Work to do:
Update the entries from the first line up to and including the line with "data-point — [135, 354, 142, 361]" by changing "y-tick-label" to "y-axis tick label", and write out those lines again with nothing else altered.

[Region and label listings]

────────────────

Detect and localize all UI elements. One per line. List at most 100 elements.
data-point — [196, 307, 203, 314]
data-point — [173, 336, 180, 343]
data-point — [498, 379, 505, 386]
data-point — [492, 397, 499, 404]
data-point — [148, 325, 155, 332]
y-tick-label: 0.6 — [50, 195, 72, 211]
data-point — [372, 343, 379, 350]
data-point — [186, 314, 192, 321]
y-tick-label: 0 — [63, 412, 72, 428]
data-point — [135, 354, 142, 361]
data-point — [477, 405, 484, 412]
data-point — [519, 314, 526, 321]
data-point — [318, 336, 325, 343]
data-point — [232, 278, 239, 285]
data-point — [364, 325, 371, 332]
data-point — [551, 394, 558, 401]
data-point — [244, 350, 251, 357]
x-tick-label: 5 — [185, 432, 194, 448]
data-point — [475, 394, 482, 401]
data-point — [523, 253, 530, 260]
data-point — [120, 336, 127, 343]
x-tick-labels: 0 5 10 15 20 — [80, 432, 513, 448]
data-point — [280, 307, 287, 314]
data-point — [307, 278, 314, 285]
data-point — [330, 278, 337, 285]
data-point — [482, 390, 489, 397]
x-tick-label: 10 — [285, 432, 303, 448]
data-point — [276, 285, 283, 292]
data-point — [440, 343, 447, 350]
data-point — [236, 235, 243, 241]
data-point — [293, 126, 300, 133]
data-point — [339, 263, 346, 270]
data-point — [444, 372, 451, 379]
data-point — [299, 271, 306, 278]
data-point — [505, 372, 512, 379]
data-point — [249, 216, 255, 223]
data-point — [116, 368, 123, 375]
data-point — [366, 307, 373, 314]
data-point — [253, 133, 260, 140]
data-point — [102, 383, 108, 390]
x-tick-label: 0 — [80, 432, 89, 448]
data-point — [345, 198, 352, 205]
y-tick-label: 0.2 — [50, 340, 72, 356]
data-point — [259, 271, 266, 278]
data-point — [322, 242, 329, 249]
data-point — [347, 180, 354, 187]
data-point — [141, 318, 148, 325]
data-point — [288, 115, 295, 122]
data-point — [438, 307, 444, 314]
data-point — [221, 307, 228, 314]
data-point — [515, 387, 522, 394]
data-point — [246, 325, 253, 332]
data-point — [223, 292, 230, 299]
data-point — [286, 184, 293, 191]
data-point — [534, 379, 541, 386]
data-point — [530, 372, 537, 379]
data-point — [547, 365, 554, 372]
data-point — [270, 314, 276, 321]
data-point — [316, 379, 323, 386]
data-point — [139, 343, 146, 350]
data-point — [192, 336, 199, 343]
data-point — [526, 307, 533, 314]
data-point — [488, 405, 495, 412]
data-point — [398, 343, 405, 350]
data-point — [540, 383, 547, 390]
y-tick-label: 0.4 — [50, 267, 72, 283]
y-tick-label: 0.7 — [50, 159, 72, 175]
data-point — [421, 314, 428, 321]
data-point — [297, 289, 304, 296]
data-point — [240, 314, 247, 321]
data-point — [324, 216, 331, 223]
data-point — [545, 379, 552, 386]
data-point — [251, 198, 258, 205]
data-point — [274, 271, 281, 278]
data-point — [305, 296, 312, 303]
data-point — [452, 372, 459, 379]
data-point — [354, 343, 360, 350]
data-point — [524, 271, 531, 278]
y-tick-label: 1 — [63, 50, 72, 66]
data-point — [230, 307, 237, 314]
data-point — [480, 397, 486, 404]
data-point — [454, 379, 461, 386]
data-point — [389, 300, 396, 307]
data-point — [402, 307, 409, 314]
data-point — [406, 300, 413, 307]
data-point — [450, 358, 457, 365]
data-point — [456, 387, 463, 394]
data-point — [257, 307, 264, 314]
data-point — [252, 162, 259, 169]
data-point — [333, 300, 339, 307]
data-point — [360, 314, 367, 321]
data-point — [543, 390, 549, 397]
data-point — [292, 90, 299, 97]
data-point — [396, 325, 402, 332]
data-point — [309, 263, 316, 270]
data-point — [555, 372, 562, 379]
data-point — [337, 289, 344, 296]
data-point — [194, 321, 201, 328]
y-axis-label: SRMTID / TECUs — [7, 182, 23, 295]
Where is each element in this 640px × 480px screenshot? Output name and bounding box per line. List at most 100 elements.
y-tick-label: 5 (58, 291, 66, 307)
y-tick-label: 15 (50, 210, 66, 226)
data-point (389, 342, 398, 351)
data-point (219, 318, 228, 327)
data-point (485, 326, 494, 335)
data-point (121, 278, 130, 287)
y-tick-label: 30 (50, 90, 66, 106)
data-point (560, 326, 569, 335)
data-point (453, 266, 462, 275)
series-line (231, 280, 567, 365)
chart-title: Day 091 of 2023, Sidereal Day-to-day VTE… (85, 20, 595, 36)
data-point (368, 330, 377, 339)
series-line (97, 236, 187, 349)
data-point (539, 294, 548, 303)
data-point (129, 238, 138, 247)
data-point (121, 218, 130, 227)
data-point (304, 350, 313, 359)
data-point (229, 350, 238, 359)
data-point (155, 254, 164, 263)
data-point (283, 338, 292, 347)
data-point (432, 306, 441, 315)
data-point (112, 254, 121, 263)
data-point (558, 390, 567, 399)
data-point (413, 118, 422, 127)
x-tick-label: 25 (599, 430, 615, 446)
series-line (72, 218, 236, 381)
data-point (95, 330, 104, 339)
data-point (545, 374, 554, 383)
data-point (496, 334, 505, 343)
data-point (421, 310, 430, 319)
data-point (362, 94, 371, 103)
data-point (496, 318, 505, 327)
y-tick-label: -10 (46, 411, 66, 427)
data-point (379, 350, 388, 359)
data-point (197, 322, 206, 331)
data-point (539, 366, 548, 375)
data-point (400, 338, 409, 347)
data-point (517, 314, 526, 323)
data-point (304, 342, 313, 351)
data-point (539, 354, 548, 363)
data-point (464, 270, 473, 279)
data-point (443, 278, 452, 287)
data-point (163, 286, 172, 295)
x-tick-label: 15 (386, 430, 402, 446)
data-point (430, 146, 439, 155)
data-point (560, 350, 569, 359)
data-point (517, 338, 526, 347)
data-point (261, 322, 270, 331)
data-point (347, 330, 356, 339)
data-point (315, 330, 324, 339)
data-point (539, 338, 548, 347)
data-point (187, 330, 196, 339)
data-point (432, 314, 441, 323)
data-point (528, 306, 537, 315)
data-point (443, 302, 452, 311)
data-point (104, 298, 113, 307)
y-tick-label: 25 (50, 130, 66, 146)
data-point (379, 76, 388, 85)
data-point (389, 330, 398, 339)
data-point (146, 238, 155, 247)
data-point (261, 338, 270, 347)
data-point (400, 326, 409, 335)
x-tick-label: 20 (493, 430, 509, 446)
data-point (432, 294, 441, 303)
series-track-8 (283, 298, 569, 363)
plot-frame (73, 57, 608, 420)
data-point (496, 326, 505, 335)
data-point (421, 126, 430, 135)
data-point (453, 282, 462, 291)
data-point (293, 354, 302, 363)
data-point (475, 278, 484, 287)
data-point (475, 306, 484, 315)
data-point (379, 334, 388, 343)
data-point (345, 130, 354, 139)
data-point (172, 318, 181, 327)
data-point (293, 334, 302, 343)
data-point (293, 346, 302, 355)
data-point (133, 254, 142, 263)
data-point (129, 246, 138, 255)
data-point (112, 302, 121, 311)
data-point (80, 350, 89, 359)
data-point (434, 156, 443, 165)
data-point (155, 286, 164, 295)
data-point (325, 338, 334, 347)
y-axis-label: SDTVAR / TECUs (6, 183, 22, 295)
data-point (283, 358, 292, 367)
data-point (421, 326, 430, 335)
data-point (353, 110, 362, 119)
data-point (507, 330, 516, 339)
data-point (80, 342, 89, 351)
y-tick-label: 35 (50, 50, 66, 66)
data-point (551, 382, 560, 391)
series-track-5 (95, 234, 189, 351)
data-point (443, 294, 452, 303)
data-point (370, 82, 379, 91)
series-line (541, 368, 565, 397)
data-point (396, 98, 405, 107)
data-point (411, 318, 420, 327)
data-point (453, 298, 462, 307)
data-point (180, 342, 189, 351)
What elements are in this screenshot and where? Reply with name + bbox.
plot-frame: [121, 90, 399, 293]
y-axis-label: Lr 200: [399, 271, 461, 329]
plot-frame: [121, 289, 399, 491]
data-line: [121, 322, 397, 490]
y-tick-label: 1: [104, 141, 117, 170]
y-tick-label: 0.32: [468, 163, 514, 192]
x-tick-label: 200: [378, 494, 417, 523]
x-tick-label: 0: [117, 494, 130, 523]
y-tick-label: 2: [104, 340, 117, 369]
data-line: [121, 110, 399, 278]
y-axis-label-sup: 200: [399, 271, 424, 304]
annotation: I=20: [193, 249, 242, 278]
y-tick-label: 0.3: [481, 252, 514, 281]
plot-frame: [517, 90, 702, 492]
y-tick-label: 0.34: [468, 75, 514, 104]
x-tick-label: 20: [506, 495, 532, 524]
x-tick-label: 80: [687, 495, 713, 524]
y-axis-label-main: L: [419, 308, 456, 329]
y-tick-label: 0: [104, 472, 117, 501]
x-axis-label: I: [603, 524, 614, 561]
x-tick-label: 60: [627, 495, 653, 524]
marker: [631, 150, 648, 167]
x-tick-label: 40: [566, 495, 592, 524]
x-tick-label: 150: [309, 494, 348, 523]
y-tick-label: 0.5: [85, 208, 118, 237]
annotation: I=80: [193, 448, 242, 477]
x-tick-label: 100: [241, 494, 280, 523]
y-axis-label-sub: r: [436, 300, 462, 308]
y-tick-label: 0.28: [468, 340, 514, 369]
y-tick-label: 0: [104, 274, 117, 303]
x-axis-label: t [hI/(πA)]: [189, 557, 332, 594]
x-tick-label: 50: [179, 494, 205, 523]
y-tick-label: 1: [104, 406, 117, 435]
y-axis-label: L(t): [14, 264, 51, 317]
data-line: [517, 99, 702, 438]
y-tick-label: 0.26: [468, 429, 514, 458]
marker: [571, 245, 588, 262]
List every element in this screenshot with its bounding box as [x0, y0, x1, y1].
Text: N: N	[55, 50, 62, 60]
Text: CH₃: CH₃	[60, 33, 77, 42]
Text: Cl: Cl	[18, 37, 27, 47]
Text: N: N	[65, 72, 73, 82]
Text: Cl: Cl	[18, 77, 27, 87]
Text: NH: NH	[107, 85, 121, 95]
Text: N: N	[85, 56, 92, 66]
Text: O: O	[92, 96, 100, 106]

────────────────

Final result:
Detect and localize all UI elements. One per line. List at most 100 elements.
data-point — [196, 307, 203, 314]
data-point — [173, 336, 180, 343]
data-point — [498, 379, 505, 386]
data-point — [492, 397, 499, 404]
data-point — [148, 325, 155, 332]
y-axis tick label: 0.6 — [50, 195, 72, 211]
data-point — [372, 343, 379, 350]
data-point — [186, 314, 192, 321]
y-axis tick label: 0 — [63, 412, 72, 428]
data-point — [135, 354, 142, 361]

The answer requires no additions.